## DIRECTIONS
From the entries that follow, list every line in which the string "associated" appears.

=== PROVIDED RECORDS ===

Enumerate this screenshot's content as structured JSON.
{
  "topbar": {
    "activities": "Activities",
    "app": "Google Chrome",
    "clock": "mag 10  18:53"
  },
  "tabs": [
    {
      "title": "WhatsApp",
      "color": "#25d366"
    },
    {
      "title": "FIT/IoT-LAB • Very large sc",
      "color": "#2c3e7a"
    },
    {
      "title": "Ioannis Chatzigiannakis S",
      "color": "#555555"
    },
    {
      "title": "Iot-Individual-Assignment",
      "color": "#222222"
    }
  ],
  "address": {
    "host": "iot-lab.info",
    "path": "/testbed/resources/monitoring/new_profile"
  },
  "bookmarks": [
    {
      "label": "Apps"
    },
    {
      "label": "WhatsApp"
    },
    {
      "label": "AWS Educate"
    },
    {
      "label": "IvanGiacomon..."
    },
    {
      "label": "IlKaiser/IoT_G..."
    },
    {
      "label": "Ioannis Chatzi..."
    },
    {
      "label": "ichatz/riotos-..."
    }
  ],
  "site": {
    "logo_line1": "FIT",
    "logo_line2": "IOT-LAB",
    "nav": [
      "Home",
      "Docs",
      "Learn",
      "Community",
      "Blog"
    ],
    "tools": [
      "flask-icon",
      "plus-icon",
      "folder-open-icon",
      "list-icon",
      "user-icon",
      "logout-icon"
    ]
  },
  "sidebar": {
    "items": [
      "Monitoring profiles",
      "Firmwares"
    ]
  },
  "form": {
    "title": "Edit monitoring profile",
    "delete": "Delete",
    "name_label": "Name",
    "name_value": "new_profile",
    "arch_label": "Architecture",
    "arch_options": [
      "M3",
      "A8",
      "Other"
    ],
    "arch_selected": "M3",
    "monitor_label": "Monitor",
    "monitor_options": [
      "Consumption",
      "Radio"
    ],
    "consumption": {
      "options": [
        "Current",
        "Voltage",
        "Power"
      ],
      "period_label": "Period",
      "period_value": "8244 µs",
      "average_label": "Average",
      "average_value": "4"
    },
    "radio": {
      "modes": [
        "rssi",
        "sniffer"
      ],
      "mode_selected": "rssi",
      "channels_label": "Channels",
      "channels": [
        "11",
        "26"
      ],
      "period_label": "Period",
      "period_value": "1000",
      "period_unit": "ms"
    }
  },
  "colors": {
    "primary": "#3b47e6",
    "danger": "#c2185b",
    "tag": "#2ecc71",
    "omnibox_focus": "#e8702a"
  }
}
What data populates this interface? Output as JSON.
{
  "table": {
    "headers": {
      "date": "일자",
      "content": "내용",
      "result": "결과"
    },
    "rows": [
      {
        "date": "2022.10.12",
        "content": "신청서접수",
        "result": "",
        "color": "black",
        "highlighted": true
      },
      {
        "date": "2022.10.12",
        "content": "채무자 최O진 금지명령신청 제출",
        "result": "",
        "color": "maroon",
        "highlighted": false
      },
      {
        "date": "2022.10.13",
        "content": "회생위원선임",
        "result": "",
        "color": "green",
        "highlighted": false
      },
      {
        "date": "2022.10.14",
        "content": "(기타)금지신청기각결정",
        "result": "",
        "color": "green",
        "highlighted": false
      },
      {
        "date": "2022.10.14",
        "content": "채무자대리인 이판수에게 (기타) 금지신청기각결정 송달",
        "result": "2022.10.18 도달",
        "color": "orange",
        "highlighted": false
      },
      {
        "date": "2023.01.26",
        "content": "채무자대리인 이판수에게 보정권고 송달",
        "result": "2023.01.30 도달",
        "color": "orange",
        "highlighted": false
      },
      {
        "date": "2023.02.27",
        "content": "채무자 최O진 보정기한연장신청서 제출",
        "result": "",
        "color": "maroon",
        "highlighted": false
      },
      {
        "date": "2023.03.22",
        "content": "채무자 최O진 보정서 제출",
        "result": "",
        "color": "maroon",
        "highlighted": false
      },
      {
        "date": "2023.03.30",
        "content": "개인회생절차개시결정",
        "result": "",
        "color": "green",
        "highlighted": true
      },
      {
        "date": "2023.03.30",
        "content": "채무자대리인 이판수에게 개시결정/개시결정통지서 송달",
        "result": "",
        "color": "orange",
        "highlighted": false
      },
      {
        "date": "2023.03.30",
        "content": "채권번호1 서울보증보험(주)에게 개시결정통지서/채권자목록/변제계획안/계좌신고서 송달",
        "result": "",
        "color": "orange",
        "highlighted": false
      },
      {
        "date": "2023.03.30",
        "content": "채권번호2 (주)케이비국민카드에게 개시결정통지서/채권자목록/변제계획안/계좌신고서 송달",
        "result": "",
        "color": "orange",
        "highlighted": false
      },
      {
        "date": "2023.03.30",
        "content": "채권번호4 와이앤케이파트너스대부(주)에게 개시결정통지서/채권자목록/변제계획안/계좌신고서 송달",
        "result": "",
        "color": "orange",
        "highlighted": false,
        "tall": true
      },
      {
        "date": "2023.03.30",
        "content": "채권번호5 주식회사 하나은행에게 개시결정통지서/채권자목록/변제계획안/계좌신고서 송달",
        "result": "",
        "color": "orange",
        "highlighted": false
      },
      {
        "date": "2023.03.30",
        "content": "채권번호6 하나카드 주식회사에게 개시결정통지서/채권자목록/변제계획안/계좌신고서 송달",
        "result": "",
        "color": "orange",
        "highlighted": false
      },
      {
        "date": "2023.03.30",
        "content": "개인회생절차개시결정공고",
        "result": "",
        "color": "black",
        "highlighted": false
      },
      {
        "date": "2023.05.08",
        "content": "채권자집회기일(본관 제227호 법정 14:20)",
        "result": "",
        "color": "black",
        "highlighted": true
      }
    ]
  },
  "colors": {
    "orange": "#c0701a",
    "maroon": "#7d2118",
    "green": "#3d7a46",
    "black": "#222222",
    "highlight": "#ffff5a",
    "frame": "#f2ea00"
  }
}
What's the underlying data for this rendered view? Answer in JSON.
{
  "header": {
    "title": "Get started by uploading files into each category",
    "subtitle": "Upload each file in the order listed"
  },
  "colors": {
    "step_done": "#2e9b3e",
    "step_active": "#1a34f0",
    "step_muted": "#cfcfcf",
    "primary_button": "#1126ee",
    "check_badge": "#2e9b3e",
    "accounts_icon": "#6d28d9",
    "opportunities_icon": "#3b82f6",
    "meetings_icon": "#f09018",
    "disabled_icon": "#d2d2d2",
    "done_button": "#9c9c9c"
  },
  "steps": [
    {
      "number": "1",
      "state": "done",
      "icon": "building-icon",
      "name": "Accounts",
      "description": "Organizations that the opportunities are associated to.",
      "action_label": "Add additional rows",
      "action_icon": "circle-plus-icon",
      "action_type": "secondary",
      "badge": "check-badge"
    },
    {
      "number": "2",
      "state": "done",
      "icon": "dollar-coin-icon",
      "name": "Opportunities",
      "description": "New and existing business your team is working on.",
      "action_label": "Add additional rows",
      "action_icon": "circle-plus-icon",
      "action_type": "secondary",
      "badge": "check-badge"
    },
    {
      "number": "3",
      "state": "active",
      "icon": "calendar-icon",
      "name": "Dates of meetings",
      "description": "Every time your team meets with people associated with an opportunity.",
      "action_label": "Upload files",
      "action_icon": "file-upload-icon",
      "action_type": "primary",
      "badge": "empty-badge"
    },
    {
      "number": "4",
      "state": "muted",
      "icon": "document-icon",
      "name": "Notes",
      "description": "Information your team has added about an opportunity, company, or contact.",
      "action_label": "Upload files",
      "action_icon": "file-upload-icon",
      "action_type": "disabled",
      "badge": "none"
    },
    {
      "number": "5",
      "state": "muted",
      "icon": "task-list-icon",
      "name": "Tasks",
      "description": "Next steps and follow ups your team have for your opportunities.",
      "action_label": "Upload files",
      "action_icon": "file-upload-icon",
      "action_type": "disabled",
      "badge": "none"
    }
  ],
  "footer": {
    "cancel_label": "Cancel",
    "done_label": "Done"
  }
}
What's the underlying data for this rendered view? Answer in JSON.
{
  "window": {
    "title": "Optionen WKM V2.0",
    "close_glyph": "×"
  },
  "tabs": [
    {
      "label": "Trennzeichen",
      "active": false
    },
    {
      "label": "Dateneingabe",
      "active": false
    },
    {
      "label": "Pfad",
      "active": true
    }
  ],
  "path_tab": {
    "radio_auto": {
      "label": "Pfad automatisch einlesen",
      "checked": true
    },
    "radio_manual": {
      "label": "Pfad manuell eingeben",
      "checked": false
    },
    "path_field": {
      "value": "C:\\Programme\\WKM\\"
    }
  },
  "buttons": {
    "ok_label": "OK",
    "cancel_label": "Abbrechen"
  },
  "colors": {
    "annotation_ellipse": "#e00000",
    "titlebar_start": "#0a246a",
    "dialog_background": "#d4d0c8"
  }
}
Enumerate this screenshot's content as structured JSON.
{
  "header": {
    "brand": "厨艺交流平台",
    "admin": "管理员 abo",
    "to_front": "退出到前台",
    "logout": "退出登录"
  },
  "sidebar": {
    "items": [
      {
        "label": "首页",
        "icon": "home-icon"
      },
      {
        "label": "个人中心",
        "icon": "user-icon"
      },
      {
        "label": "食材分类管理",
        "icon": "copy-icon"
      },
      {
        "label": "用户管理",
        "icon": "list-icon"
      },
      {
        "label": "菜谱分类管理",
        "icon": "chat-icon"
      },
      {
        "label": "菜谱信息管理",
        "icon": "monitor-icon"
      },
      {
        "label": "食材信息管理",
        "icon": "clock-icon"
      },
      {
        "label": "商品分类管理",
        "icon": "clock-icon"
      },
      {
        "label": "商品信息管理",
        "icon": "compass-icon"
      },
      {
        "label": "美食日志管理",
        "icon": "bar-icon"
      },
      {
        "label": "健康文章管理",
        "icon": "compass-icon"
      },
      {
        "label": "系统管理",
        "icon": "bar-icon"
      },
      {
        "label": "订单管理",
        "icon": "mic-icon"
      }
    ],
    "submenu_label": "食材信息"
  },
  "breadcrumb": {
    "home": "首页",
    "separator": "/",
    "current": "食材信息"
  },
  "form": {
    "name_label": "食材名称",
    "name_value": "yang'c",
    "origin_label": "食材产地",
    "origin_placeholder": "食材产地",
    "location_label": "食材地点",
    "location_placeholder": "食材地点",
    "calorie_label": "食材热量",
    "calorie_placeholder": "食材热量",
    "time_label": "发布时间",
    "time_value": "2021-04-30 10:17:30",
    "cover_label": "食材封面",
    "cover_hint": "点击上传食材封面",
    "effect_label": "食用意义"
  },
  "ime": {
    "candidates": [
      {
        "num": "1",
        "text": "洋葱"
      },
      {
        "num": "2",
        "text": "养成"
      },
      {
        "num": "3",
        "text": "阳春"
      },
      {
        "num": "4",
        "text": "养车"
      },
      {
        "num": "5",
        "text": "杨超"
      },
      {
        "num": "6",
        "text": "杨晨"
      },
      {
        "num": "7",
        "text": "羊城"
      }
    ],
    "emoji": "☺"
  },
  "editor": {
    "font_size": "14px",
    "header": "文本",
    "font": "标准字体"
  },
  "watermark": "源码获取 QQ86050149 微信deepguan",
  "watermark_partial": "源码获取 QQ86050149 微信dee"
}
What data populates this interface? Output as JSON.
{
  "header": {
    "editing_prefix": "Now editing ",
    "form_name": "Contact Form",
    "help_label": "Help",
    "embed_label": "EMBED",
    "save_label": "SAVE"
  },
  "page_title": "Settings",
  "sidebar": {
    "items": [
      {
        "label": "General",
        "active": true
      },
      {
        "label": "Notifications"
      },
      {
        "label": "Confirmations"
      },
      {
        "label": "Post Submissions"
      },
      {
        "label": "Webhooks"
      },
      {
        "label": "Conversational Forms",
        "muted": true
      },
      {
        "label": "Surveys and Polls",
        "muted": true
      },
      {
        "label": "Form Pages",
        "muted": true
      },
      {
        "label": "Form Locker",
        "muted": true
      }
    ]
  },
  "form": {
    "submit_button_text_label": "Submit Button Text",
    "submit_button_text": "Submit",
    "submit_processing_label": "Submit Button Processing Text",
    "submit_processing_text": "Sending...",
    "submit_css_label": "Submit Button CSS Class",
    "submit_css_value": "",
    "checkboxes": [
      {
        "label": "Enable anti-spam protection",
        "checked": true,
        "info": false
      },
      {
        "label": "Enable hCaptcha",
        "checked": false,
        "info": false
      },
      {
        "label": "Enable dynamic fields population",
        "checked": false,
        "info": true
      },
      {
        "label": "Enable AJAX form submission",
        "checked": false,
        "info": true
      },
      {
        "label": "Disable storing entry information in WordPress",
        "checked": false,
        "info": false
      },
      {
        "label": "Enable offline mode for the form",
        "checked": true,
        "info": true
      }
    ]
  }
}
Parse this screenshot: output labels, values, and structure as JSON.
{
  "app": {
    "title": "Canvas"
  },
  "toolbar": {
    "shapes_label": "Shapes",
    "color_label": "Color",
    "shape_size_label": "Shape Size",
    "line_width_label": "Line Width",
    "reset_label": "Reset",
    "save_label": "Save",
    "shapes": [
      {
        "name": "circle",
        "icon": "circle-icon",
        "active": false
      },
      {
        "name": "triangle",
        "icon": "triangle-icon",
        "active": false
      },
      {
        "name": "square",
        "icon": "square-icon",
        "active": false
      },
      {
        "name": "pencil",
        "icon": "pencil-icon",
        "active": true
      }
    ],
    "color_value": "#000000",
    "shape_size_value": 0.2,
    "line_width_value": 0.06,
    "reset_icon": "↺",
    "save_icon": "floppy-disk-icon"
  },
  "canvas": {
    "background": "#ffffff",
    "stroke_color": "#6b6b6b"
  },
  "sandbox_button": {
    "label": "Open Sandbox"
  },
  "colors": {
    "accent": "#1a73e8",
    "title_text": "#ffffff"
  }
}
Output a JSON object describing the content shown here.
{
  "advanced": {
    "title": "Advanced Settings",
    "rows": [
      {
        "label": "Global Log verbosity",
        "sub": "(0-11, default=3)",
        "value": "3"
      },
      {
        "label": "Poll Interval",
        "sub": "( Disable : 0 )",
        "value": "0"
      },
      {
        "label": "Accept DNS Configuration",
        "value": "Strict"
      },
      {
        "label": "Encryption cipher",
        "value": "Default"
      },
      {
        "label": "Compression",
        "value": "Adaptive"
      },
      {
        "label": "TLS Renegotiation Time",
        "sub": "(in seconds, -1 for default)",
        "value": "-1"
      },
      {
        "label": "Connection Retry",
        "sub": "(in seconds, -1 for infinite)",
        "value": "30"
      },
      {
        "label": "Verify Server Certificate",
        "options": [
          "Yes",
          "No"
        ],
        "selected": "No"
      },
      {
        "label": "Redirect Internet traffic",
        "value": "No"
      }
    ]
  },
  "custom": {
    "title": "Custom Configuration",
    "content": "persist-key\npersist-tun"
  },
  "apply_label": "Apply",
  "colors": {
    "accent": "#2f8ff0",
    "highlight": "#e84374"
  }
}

===

## SOLUTION TO THIS EXERCISE
      "description": "Organizations that the opportunities are associated to.",
      "description": "Every time your team meets with people associated with an opportunity.",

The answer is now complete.